GIVEN INSTRUCTION: Skip the pictures. Copy all the rest of the records down exactly.

(Figure dataset records)
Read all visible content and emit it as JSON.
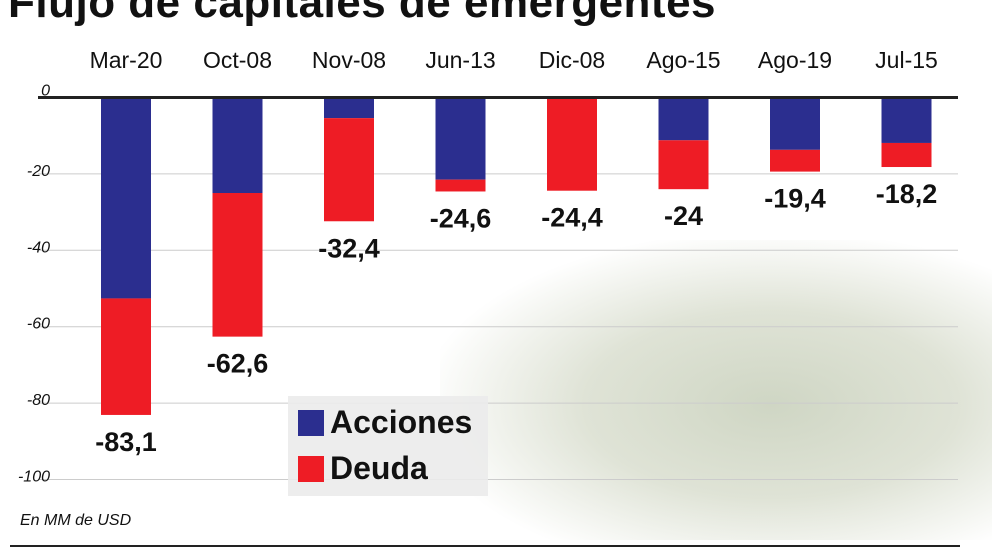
{
  "title": "Flujo de capitales de emergentes",
  "note": "En MM de USD",
  "colors": {
    "acciones": "#2b2e8f",
    "deuda": "#ee1c25"
  },
  "chart_data": {
    "type": "bar",
    "stacked": true,
    "categories": [
      "Mar-20",
      "Oct-08",
      "Nov-08",
      "Jun-13",
      "Dic-08",
      "Ago-15",
      "Ago-19",
      "Jul-15"
    ],
    "series": [
      {
        "name": "Acciones",
        "values": [
          -52.6,
          -25.0,
          -5.4,
          -21.5,
          0,
          -11.2,
          -13.7,
          -11.9
        ]
      },
      {
        "name": "Deuda",
        "values": [
          -30.5,
          -37.6,
          -27.0,
          -3.1,
          -24.4,
          -12.8,
          -5.7,
          -6.3
        ]
      }
    ],
    "totals_labels": [
      "-83,1",
      "-62,6",
      "-32,4",
      "-24,6",
      "-24,4",
      "-24",
      "-19,4",
      "-18,2"
    ],
    "yticks": [
      "0",
      "-20",
      "-40",
      "-60",
      "-80",
      "-100"
    ],
    "ytick_values": [
      0,
      -20,
      -40,
      -60,
      -80,
      -100
    ],
    "ylim": [
      -100,
      0
    ],
    "grid": true,
    "legend_placement": "bottom-center"
  }
}
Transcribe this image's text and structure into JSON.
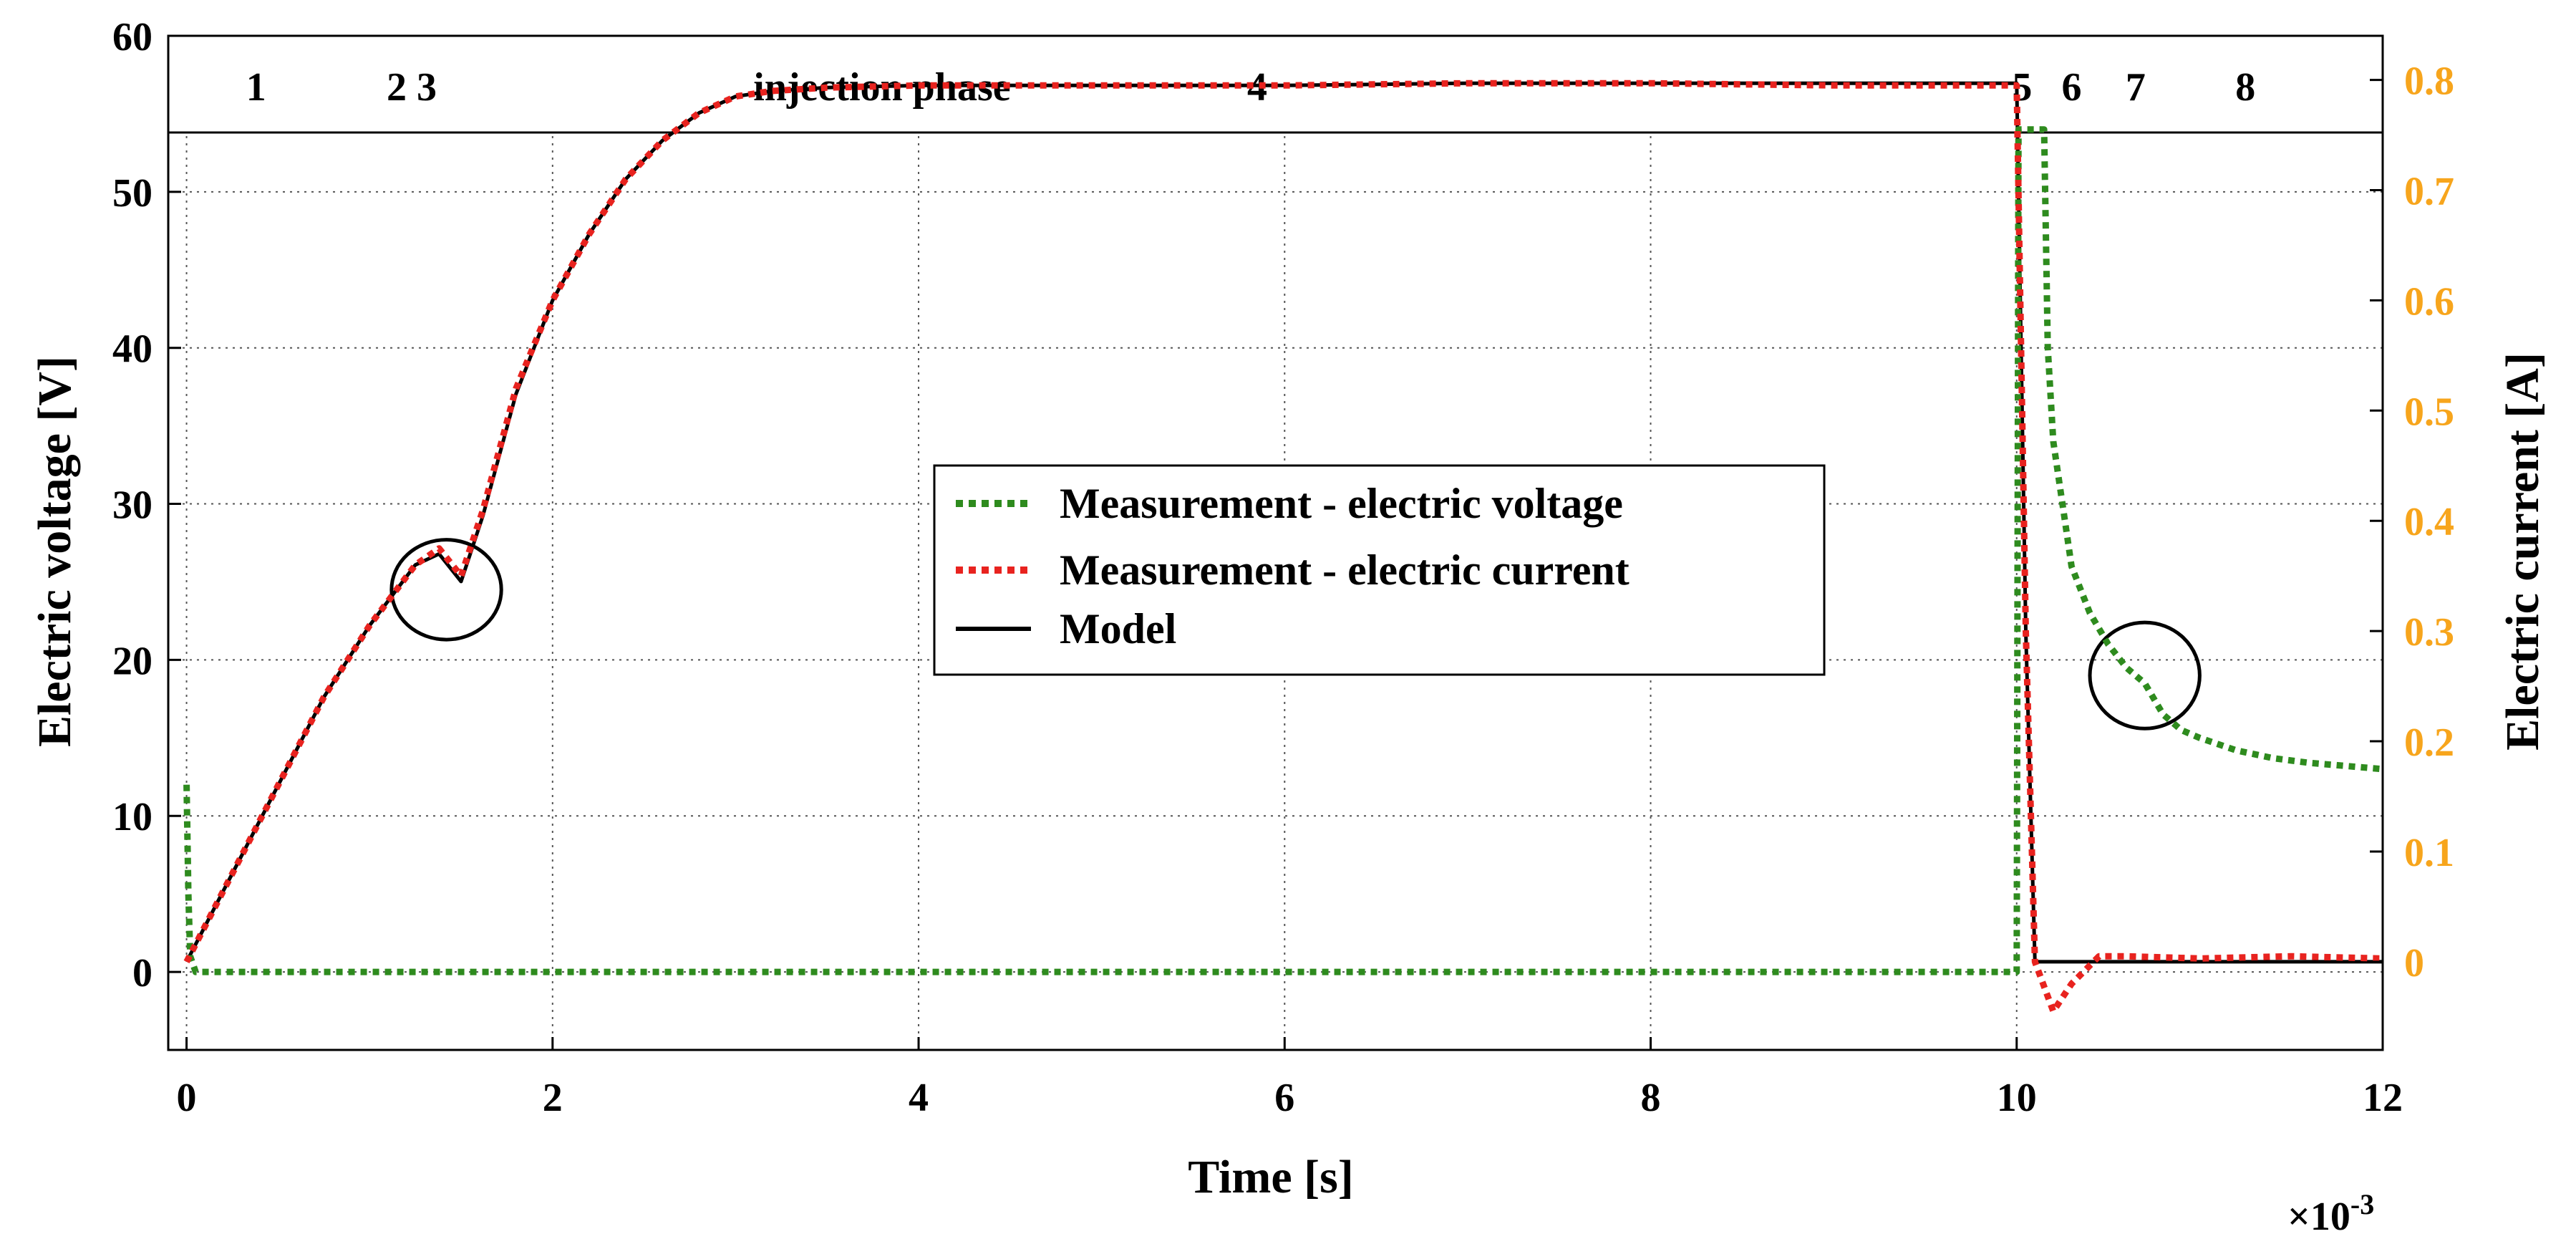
{
  "chart_data": {
    "type": "line",
    "xlabel": "Time [s]",
    "x_multiplier_label": "×10",
    "x_multiplier_exp": "-3",
    "ylabel_left": "Electric voltage [V]",
    "ylabel_right": "Electric current [A]",
    "xlim": [
      -0.1,
      12
    ],
    "ylim_left": [
      -5,
      60
    ],
    "ylim_right": [
      -0.08,
      0.84
    ],
    "x_ticks": [
      "0",
      "2",
      "4",
      "6",
      "8",
      "10",
      "12"
    ],
    "y_left_ticks": [
      "60",
      "50",
      "40",
      "30",
      "20",
      "10",
      "0"
    ],
    "y_right_ticks": [
      "0.8",
      "0.7",
      "0.6",
      "0.5",
      "0.4",
      "0.3",
      "0.2",
      "0.1",
      "0"
    ],
    "grid": true,
    "phase_labels": [
      {
        "text": "1",
        "x": 0.38
      },
      {
        "text": "2 3",
        "x": 1.23
      },
      {
        "text": "injection phase",
        "x": 3.8
      },
      {
        "text": "4",
        "x": 5.85
      },
      {
        "text": "5",
        "x": 10.03
      },
      {
        "text": "6",
        "x": 10.3
      },
      {
        "text": "7",
        "x": 10.65
      },
      {
        "text": "8",
        "x": 11.25
      }
    ],
    "legend": [
      {
        "label": "Measurement - electric voltage",
        "color": "#2E8B1E",
        "style": "dotted"
      },
      {
        "label": "Measurement - electric current",
        "color": "#E8231F",
        "style": "dotted"
      },
      {
        "label": "Model",
        "color": "#000000",
        "style": "solid"
      }
    ],
    "series": [
      {
        "name": "Measurement - electric voltage",
        "axis": "left",
        "x": [
          0,
          0.01,
          0.02,
          0.05,
          10.0,
          10.01,
          10.05,
          10.15,
          10.17,
          10.2,
          10.25,
          10.3,
          10.4,
          10.5,
          10.6,
          10.7,
          10.75,
          10.8,
          10.9,
          11.0,
          11.2,
          11.4,
          11.6,
          11.8,
          12.0
        ],
        "y": [
          12,
          5,
          1,
          0,
          0,
          54,
          54,
          54,
          40,
          34,
          30,
          26,
          23,
          21,
          19.5,
          18.5,
          17.5,
          16.5,
          15.5,
          15,
          14.2,
          13.7,
          13.4,
          13.2,
          13
        ]
      },
      {
        "name": "Measurement - electric current",
        "axis": "right",
        "x": [
          0,
          0.25,
          0.5,
          0.75,
          1.0,
          1.25,
          1.38,
          1.5,
          1.62,
          1.8,
          2.0,
          2.2,
          2.4,
          2.6,
          2.8,
          3.0,
          3.2,
          3.5,
          4.0,
          5.0,
          6.0,
          7.0,
          8.0,
          9.0,
          10.0,
          10.05,
          10.1,
          10.2,
          10.3,
          10.45,
          10.6,
          11.0,
          11.5,
          12.0
        ],
        "y": [
          0,
          0.08,
          0.16,
          0.24,
          0.305,
          0.36,
          0.375,
          0.35,
          0.41,
          0.52,
          0.6,
          0.66,
          0.71,
          0.745,
          0.77,
          0.785,
          0.79,
          0.793,
          0.795,
          0.795,
          0.795,
          0.797,
          0.797,
          0.795,
          0.795,
          0.3,
          0.0,
          -0.045,
          -0.02,
          0.005,
          0.005,
          0.003,
          0.005,
          0.003
        ]
      },
      {
        "name": "Model",
        "axis": "right",
        "x": [
          0,
          0.25,
          0.5,
          0.75,
          1.0,
          1.25,
          1.38,
          1.5,
          1.62,
          1.8,
          2.0,
          2.2,
          2.4,
          2.6,
          2.8,
          3.0,
          3.2,
          3.5,
          4.0,
          5.0,
          6.0,
          7.0,
          8.0,
          9.0,
          10.0,
          10.05,
          10.1,
          10.2,
          12.0
        ],
        "y": [
          0,
          0.08,
          0.16,
          0.24,
          0.305,
          0.36,
          0.37,
          0.345,
          0.405,
          0.515,
          0.6,
          0.66,
          0.71,
          0.745,
          0.77,
          0.785,
          0.79,
          0.793,
          0.795,
          0.795,
          0.795,
          0.797,
          0.797,
          0.797,
          0.797,
          0.3,
          0.0,
          0.0,
          0.0
        ]
      }
    ],
    "annotations": [
      {
        "type": "circle",
        "axis": "left",
        "x": 1.42,
        "y": 24.5,
        "rx_data": 0.3,
        "ry_data": 3.2
      },
      {
        "type": "circle",
        "axis": "left",
        "x": 10.7,
        "y": 19,
        "rx_data": 0.3,
        "ry_data": 3.4
      }
    ]
  }
}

SOLUTION FOR THIS TASK:
Read all visible content and emit it as JSON.
{
  "title": "Flujo de capitales de emergentes",
  "note": "En MM de USD",
  "colors": {
    "acciones": "#2b2e8f",
    "deuda": "#ee1c25"
  },
  "chart_data": {
    "type": "bar",
    "stacked": true,
    "categories": [
      "Mar-20",
      "Oct-08",
      "Nov-08",
      "Jun-13",
      "Dic-08",
      "Ago-15",
      "Ago-19",
      "Jul-15"
    ],
    "series": [
      {
        "name": "Acciones",
        "values": [
          -52.6,
          -25.0,
          -5.4,
          -21.5,
          0,
          -11.2,
          -13.7,
          -11.9
        ]
      },
      {
        "name": "Deuda",
        "values": [
          -30.5,
          -37.6,
          -27.0,
          -3.1,
          -24.4,
          -12.8,
          -5.7,
          -6.3
        ]
      }
    ],
    "totals_labels": [
      "-83,1",
      "-62,6",
      "-32,4",
      "-24,6",
      "-24,4",
      "-24",
      "-19,4",
      "-18,2"
    ],
    "yticks": [
      "0",
      "-20",
      "-40",
      "-60",
      "-80",
      "-100"
    ],
    "ytick_values": [
      0,
      -20,
      -40,
      -60,
      -80,
      -100
    ],
    "ylim": [
      -100,
      0
    ],
    "grid": true,
    "legend_placement": "bottom-center"
  }
}
Transcribe this image's text and structure into JSON.
{
  "chart_data": {
    "type": "line",
    "xlabel": "Time [s]",
    "x_multiplier_label": "×10",
    "x_multiplier_exp": "-3",
    "ylabel_left": "Electric voltage [V]",
    "ylabel_right": "Electric current [A]",
    "xlim": [
      -0.1,
      12
    ],
    "ylim_left": [
      -5,
      60
    ],
    "ylim_right": [
      -0.08,
      0.84
    ],
    "x_ticks": [
      "0",
      "2",
      "4",
      "6",
      "8",
      "10",
      "12"
    ],
    "y_left_ticks": [
      "60",
      "50",
      "40",
      "30",
      "20",
      "10",
      "0"
    ],
    "y_right_ticks": [
      "0.8",
      "0.7",
      "0.6",
      "0.5",
      "0.4",
      "0.3",
      "0.2",
      "0.1",
      "0"
    ],
    "grid": true,
    "phase_labels": [
      {
        "text": "1",
        "x": 0.38
      },
      {
        "text": "2 3",
        "x": 1.23
      },
      {
        "text": "injection phase",
        "x": 3.8
      },
      {
        "text": "4",
        "x": 5.85
      },
      {
        "text": "5",
        "x": 10.03
      },
      {
        "text": "6",
        "x": 10.3
      },
      {
        "text": "7",
        "x": 10.65
      },
      {
        "text": "8",
        "x": 11.25
      }
    ],
    "legend": [
      {
        "label": "Measurement - electric voltage",
        "color": "#2E8B1E",
        "style": "dotted"
      },
      {
        "label": "Measurement - electric current",
        "color": "#E8231F",
        "style": "dotted"
      },
      {
        "label": "Model",
        "color": "#000000",
        "style": "solid"
      }
    ],
    "series": [
      {
        "name": "Measurement - electric voltage",
        "axis": "left",
        "x": [
          0,
          0.01,
          0.02,
          0.05,
          10.0,
          10.01,
          10.05,
          10.15,
          10.17,
          10.2,
          10.25,
          10.3,
          10.4,
          10.5,
          10.6,
          10.7,
          10.75,
          10.8,
          10.9,
          11.0,
          11.2,
          11.4,
          11.6,
          11.8,
          12.0
        ],
        "y": [
          12,
          5,
          1,
          0,
          0,
          54,
          54,
          54,
          40,
          34,
          30,
          26,
          23,
          21,
          19.5,
          18.5,
          17.5,
          16.5,
          15.5,
          15,
          14.2,
          13.7,
          13.4,
          13.2,
          13
        ]
      },
      {
        "name": "Measurement - electric current",
        "axis": "right",
        "x": [
          0,
          0.25,
          0.5,
          0.75,
          1.0,
          1.25,
          1.38,
          1.5,
          1.62,
          1.8,
          2.0,
          2.2,
          2.4,
          2.6,
          2.8,
          3.0,
          3.2,
          3.5,
          4.0,
          5.0,
          6.0,
          7.0,
          8.0,
          9.0,
          10.0,
          10.05,
          10.1,
          10.2,
          10.3,
          10.45,
          10.6,
          11.0,
          11.5,
          12.0
        ],
        "y": [
          0,
          0.08,
          0.16,
          0.24,
          0.305,
          0.36,
          0.375,
          0.35,
          0.41,
          0.52,
          0.6,
          0.66,
          0.71,
          0.745,
          0.77,
          0.785,
          0.79,
          0.793,
          0.795,
          0.795,
          0.795,
          0.797,
          0.797,
          0.795,
          0.795,
          0.3,
          0.0,
          -0.045,
          -0.02,
          0.005,
          0.005,
          0.003,
          0.005,
          0.003
        ]
      },
      {
        "name": "Model",
        "axis": "right",
        "x": [
          0,
          0.25,
          0.5,
          0.75,
          1.0,
          1.25,
          1.38,
          1.5,
          1.62,
          1.8,
          2.0,
          2.2,
          2.4,
          2.6,
          2.8,
          3.0,
          3.2,
          3.5,
          4.0,
          5.0,
          6.0,
          7.0,
          8.0,
          9.0,
          10.0,
          10.05,
          10.1,
          10.2,
          12.0
        ],
        "y": [
          0,
          0.08,
          0.16,
          0.24,
          0.305,
          0.36,
          0.37,
          0.345,
          0.405,
          0.515,
          0.6,
          0.66,
          0.71,
          0.745,
          0.77,
          0.785,
          0.79,
          0.793,
          0.795,
          0.795,
          0.795,
          0.797,
          0.797,
          0.797,
          0.797,
          0.3,
          0.0,
          0.0,
          0.0
        ]
      }
    ],
    "annotations": [
      {
        "type": "circle",
        "axis": "left",
        "x": 1.42,
        "y": 24.5,
        "rx_data": 0.3,
        "ry_data": 3.2
      },
      {
        "type": "circle",
        "axis": "left",
        "x": 10.7,
        "y": 19,
        "rx_data": 0.3,
        "ry_data": 3.4
      }
    ]
  }
}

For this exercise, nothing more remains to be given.